Task requirements: Locate the word "chápání" in the material, then show every line that holds it.

***

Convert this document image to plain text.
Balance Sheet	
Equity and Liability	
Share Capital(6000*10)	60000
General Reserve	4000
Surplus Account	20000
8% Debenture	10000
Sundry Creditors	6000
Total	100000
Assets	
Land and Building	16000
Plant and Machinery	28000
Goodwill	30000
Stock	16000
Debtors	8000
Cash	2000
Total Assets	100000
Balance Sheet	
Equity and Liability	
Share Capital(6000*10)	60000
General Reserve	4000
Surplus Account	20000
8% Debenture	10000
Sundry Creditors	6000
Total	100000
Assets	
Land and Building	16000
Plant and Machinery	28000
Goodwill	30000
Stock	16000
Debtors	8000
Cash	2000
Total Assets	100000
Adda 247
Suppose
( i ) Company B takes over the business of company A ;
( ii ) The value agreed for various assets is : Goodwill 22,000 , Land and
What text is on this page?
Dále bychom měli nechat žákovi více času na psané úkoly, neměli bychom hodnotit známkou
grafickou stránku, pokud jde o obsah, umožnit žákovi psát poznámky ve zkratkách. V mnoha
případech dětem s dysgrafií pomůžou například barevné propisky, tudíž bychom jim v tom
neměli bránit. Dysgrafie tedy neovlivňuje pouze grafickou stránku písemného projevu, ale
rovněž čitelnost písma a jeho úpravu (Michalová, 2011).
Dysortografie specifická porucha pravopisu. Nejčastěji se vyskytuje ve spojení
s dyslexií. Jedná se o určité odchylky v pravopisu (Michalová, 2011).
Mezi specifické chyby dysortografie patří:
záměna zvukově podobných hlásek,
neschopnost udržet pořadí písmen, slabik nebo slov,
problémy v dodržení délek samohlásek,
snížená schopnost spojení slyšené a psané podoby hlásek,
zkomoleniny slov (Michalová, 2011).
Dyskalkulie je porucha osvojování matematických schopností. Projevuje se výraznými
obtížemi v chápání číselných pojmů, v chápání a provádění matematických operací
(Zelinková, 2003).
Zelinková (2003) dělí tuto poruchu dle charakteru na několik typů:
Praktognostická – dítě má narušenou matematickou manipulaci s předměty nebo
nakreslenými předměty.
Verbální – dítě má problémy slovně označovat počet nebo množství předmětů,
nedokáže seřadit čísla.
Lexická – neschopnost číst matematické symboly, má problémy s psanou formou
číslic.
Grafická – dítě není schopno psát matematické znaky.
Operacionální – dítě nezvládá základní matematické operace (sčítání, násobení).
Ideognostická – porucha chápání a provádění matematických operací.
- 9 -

***

Response below:
obtížemi v chápání číselných pojmů, v chápání a provádění matematických operací
Ideognostická – porucha chápání a provádění matematických operací.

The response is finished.